> **Work to do**:
Pick out every line holding the string "callers" and copy it.

> **Supplied information**:
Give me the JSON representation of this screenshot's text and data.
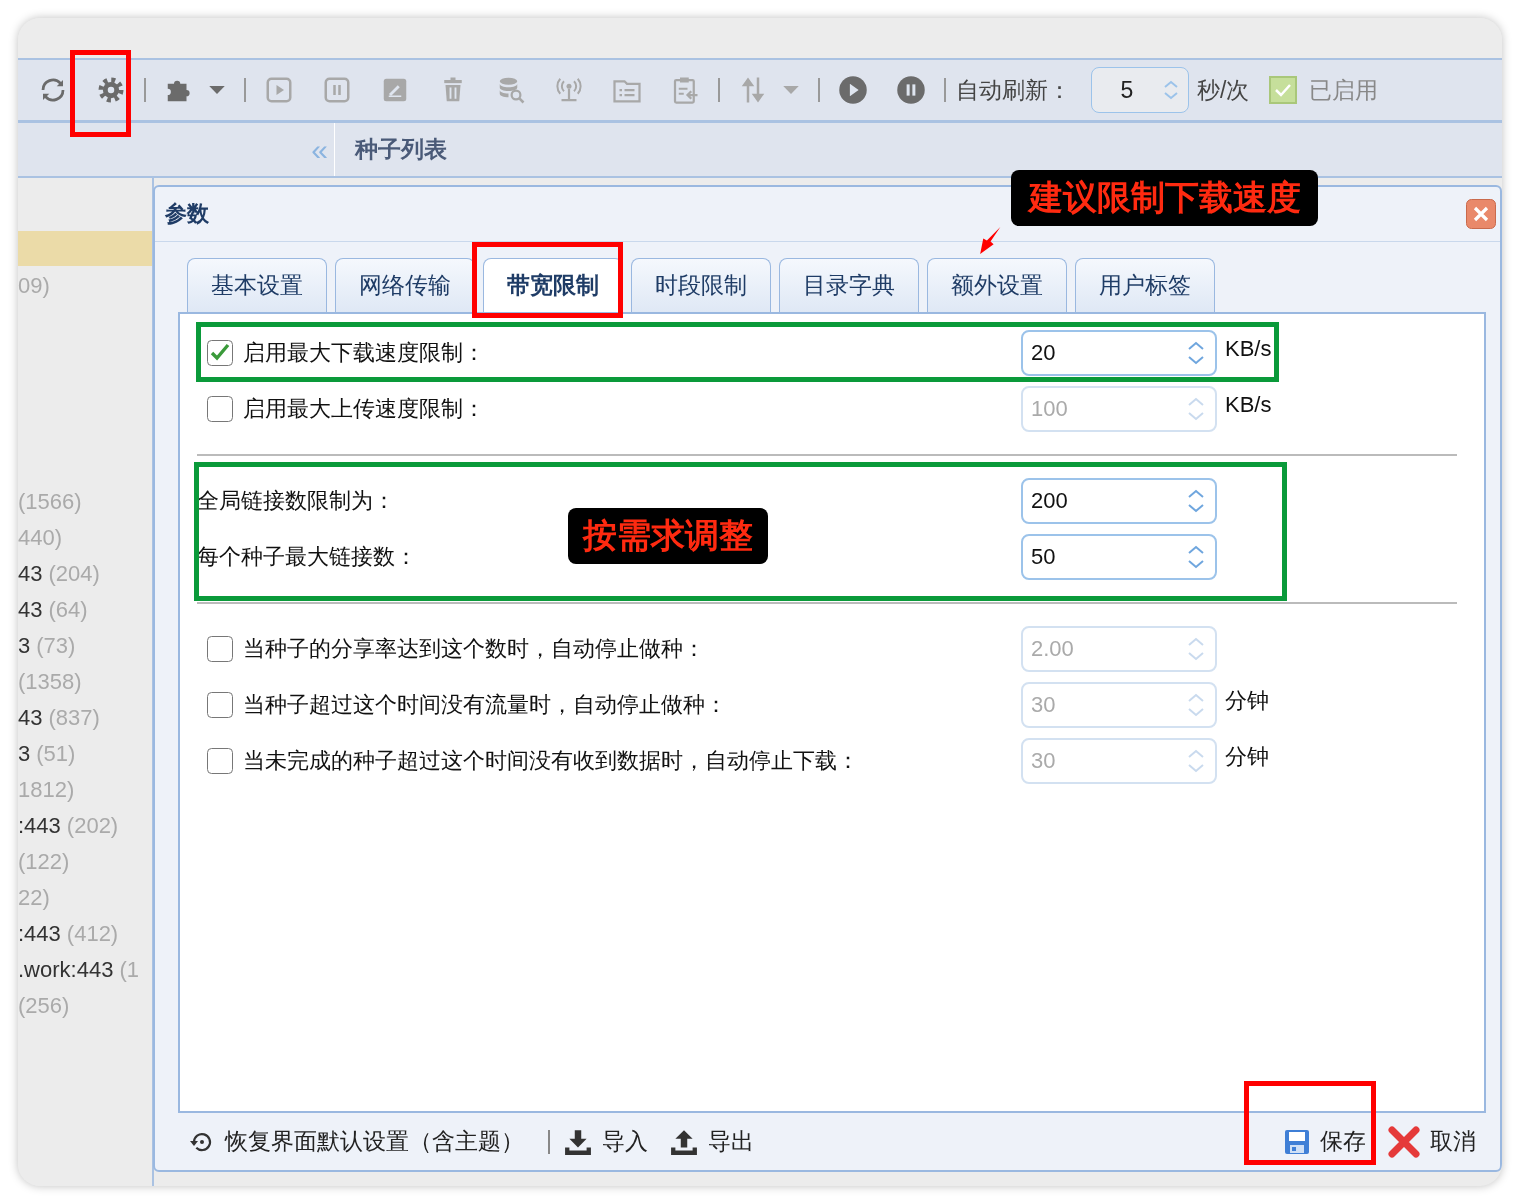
{
  "toolbar": {
    "buttons": [
      {
        "kind": "button",
        "disabled": false
      },
      {
        "kind": "button",
        "disabled": false
      },
      {
        "kind": "separator"
      },
      {
        "kind": "menu",
        "disabled": false
      },
      {
        "kind": "separator"
      },
      {
        "kind": "button",
        "disabled": true
      },
      {
        "kind": "button",
        "disabled": true
      },
      {
        "kind": "button",
        "disabled": true
      },
      {
        "kind": "button",
        "disabled": true
      },
      {
        "kind": "button",
        "disabled": true
      },
      {
        "kind": "button",
        "disabled": true
      },
      {
        "kind": "button",
        "disabled": true
      },
      {
        "kind": "button",
        "disabled": true
      },
      {
        "kind": "separator"
      },
      {
        "kind": "menu",
        "disabled": true
      },
      {
        "kind": "separator"
      },
      {
        "kind": "button",
        "disabled": false
      },
      {
        "kind": "button",
        "disabled": false
      },
      {
        "kind": "separator"
      }
    ],
    "refresh_label": "自动刷新：",
    "refresh_value": "5",
    "refresh_unit": "秒/次",
    "enabled_label": "已启用",
    "enabled_checked": true
  },
  "sidebar": {
    "collapse": "«",
    "items": [
      {
        "selected": true
      },
      {
        "count": "09)",
        "selected": false
      },
      {
        "count": "(1566)",
        "selected": false
      },
      {
        "count": "440)",
        "selected": false
      },
      {
        "label": "43",
        "count": "(204)",
        "selected": false
      },
      {
        "label": "43",
        "count": "(64)",
        "selected": false
      },
      {
        "label": "3",
        "count": "(73)",
        "selected": false
      },
      {
        "count": "(1358)",
        "selected": false
      },
      {
        "label": "43",
        "count": "(837)",
        "selected": false
      },
      {
        "label": "3",
        "count": "(51)",
        "selected": false
      },
      {
        "count": "1812)",
        "selected": false
      },
      {
        "label": ":443",
        "count": "(202)",
        "selected": false
      },
      {
        "count": "(122)",
        "selected": false
      },
      {
        "count": "22)",
        "selected": false
      },
      {
        "label": ":443",
        "count": "(412)",
        "selected": false
      },
      {
        "label": ".work:443",
        "count": "(1",
        "selected": false
      },
      {
        "count": "(256)",
        "selected": false
      }
    ]
  },
  "main_title": "种子列表",
  "dialog": {
    "title": "参数",
    "tabs": [
      {
        "label": "基本设置",
        "selected": false
      },
      {
        "label": "网络传输",
        "selected": false
      },
      {
        "label": "带宽限制",
        "selected": true
      },
      {
        "label": "时段限制",
        "selected": false
      },
      {
        "label": "目录字典",
        "selected": false
      },
      {
        "label": "额外设置",
        "selected": false
      },
      {
        "label": "用户标签",
        "selected": false
      }
    ],
    "sections": [
      {
        "rows": [
          {
            "kind": "checkbox",
            "checked": true,
            "label": "启用最大下载速度限制：",
            "value": "20",
            "unit": "KB/s"
          },
          {
            "kind": "checkbox",
            "checked": false,
            "label": "启用最大上传速度限制：",
            "value": "100",
            "unit": "KB/s"
          }
        ]
      },
      {
        "rows": [
          {
            "kind": "plain",
            "label": "全局链接数限制为：",
            "value": "200"
          },
          {
            "kind": "plain",
            "label": "每个种子最大链接数：",
            "value": "50"
          }
        ]
      },
      {
        "rows": [
          {
            "kind": "checkbox",
            "checked": false,
            "label": "当种子的分享率达到这个数时，自动停止做种：",
            "value": "2.00"
          },
          {
            "kind": "checkbox",
            "checked": false,
            "label": "当种子超过这个时间没有流量时，自动停止做种：",
            "value": "30",
            "unit": "分钟"
          },
          {
            "kind": "checkbox",
            "checked": false,
            "label": "当未完成的种子超过这个时间没有收到数据时，自动停止下载：",
            "value": "30",
            "unit": "分钟"
          }
        ]
      }
    ],
    "footer": {
      "reset": "恢复界面默认设置（含主题）",
      "import": "导入",
      "export": "导出",
      "save": "保存",
      "cancel": "取消"
    }
  },
  "annotations": [
    {
      "kind": "box",
      "color": "#ff0000"
    },
    {
      "kind": "box",
      "color": "#ff0000"
    },
    {
      "kind": "box",
      "color": "#ff0000"
    },
    {
      "kind": "box",
      "color": "#0a9a3a"
    },
    {
      "kind": "box",
      "color": "#0a9a3a"
    },
    {
      "kind": "callout",
      "text": "建议限制下载速度"
    },
    {
      "kind": "callout",
      "text": "按需求调整"
    },
    {
      "kind": "arrow",
      "color": "#ff0000"
    }
  ]
}
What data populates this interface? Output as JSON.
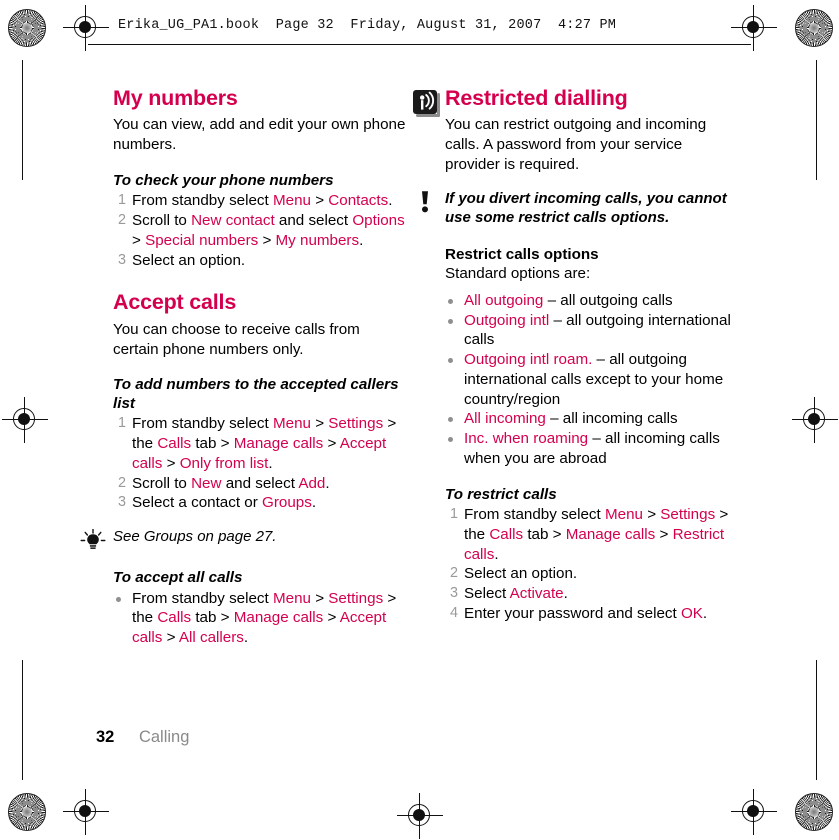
{
  "header": {
    "text": "Erika_UG_PA1.book  Page 32  Friday, August 31, 2007  4:27 PM"
  },
  "footer": {
    "page_number": "32",
    "chapter": "Calling"
  },
  "accent_color": "#D4004E",
  "left_column": {
    "section1": {
      "title": "My numbers",
      "intro": "You can view, add and edit your own phone numbers.",
      "task_title": "To check your phone numbers",
      "steps": [
        {
          "num": "1",
          "parts": [
            {
              "t": "From standby select ",
              "c": "black"
            },
            {
              "t": "Menu",
              "c": "mag"
            },
            {
              "t": " > ",
              "c": "black"
            },
            {
              "t": "Contacts",
              "c": "mag"
            },
            {
              "t": ".",
              "c": "black"
            }
          ]
        },
        {
          "num": "2",
          "parts": [
            {
              "t": "Scroll to ",
              "c": "black"
            },
            {
              "t": "New contact",
              "c": "mag"
            },
            {
              "t": " and select ",
              "c": "black"
            },
            {
              "t": "Options",
              "c": "mag"
            },
            {
              "t": " > ",
              "c": "black"
            },
            {
              "t": "Special numbers",
              "c": "mag"
            },
            {
              "t": " > ",
              "c": "black"
            },
            {
              "t": "My numbers",
              "c": "mag"
            },
            {
              "t": ".",
              "c": "black"
            }
          ]
        },
        {
          "num": "3",
          "parts": [
            {
              "t": "Select an option.",
              "c": "black"
            }
          ]
        }
      ]
    },
    "section2": {
      "title": "Accept calls",
      "intro": "You can choose to receive calls from certain phone numbers only.",
      "task_title": "To add numbers to the accepted callers list",
      "steps": [
        {
          "num": "1",
          "parts": [
            {
              "t": "From standby select ",
              "c": "black"
            },
            {
              "t": "Menu",
              "c": "mag"
            },
            {
              "t": " > ",
              "c": "black"
            },
            {
              "t": "Settings",
              "c": "mag"
            },
            {
              "t": " > the ",
              "c": "black"
            },
            {
              "t": "Calls",
              "c": "mag"
            },
            {
              "t": " tab > ",
              "c": "black"
            },
            {
              "t": "Manage calls",
              "c": "mag"
            },
            {
              "t": " > ",
              "c": "black"
            },
            {
              "t": "Accept calls",
              "c": "mag"
            },
            {
              "t": " > ",
              "c": "black"
            },
            {
              "t": "Only from list",
              "c": "mag"
            },
            {
              "t": ".",
              "c": "black"
            }
          ]
        },
        {
          "num": "2",
          "parts": [
            {
              "t": "Scroll to ",
              "c": "black"
            },
            {
              "t": "New",
              "c": "mag"
            },
            {
              "t": " and select ",
              "c": "black"
            },
            {
              "t": "Add",
              "c": "mag"
            },
            {
              "t": ".",
              "c": "black"
            }
          ]
        },
        {
          "num": "3",
          "parts": [
            {
              "t": "Select a contact or ",
              "c": "black"
            },
            {
              "t": "Groups",
              "c": "mag"
            },
            {
              "t": ".",
              "c": "black"
            }
          ]
        }
      ],
      "tip_note": "See Groups on page 27.",
      "tip_icon": "lightbulb-tip-icon",
      "task_title2": "To accept all calls",
      "bullet_steps": [
        {
          "parts": [
            {
              "t": "From standby select ",
              "c": "black"
            },
            {
              "t": "Menu",
              "c": "mag"
            },
            {
              "t": " > ",
              "c": "black"
            },
            {
              "t": "Settings",
              "c": "mag"
            },
            {
              "t": " > the ",
              "c": "black"
            },
            {
              "t": "Calls",
              "c": "mag"
            },
            {
              "t": " tab > ",
              "c": "black"
            },
            {
              "t": "Manage calls",
              "c": "mag"
            },
            {
              "t": " > ",
              "c": "black"
            },
            {
              "t": "Accept calls",
              "c": "mag"
            },
            {
              "t": " > ",
              "c": "black"
            },
            {
              "t": "All callers",
              "c": "mag"
            },
            {
              "t": ".",
              "c": "black"
            }
          ]
        }
      ]
    }
  },
  "right_column": {
    "section1": {
      "title": "Restricted dialling",
      "icon": "network-antenna-icon",
      "intro": "You can restrict outgoing and incoming calls. A password from your service provider is required.",
      "warning_icon": "exclamation-warning-icon",
      "warning_note": "If you divert incoming calls, you cannot use some restrict calls options.",
      "sub_head": "Restrict calls options",
      "sub_intro": "Standard options are:",
      "options": [
        {
          "parts": [
            {
              "t": "All outgoing",
              "c": "mag"
            },
            {
              "t": " – all outgoing calls",
              "c": "black"
            }
          ]
        },
        {
          "parts": [
            {
              "t": "Outgoing intl",
              "c": "mag"
            },
            {
              "t": " – all outgoing international calls",
              "c": "black"
            }
          ]
        },
        {
          "parts": [
            {
              "t": "Outgoing intl roam.",
              "c": "mag"
            },
            {
              "t": " – all outgoing international calls except to your home country/region",
              "c": "black"
            }
          ]
        },
        {
          "parts": [
            {
              "t": "All incoming",
              "c": "mag"
            },
            {
              "t": " – all incoming calls",
              "c": "black"
            }
          ]
        },
        {
          "parts": [
            {
              "t": "Inc. when roaming",
              "c": "mag"
            },
            {
              "t": " – all incoming calls when you are abroad",
              "c": "black"
            }
          ]
        }
      ],
      "task_title": "To restrict calls",
      "steps": [
        {
          "num": "1",
          "parts": [
            {
              "t": "From standby select ",
              "c": "black"
            },
            {
              "t": "Menu",
              "c": "mag"
            },
            {
              "t": " > ",
              "c": "black"
            },
            {
              "t": "Settings",
              "c": "mag"
            },
            {
              "t": " > the ",
              "c": "black"
            },
            {
              "t": "Calls",
              "c": "mag"
            },
            {
              "t": " tab > ",
              "c": "black"
            },
            {
              "t": "Manage calls",
              "c": "mag"
            },
            {
              "t": " > ",
              "c": "black"
            },
            {
              "t": "Restrict calls",
              "c": "mag"
            },
            {
              "t": ".",
              "c": "black"
            }
          ]
        },
        {
          "num": "2",
          "parts": [
            {
              "t": "Select an option.",
              "c": "black"
            }
          ]
        },
        {
          "num": "3",
          "parts": [
            {
              "t": "Select ",
              "c": "black"
            },
            {
              "t": "Activate",
              "c": "mag"
            },
            {
              "t": ".",
              "c": "black"
            }
          ]
        },
        {
          "num": "4",
          "parts": [
            {
              "t": "Enter your password and select ",
              "c": "black"
            },
            {
              "t": "OK",
              "c": "mag"
            },
            {
              "t": ".",
              "c": "black"
            }
          ]
        }
      ]
    }
  }
}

> **Problem solution**:
      "task_title": "To add numbers to the accepted callers list",
              "t": "All callers",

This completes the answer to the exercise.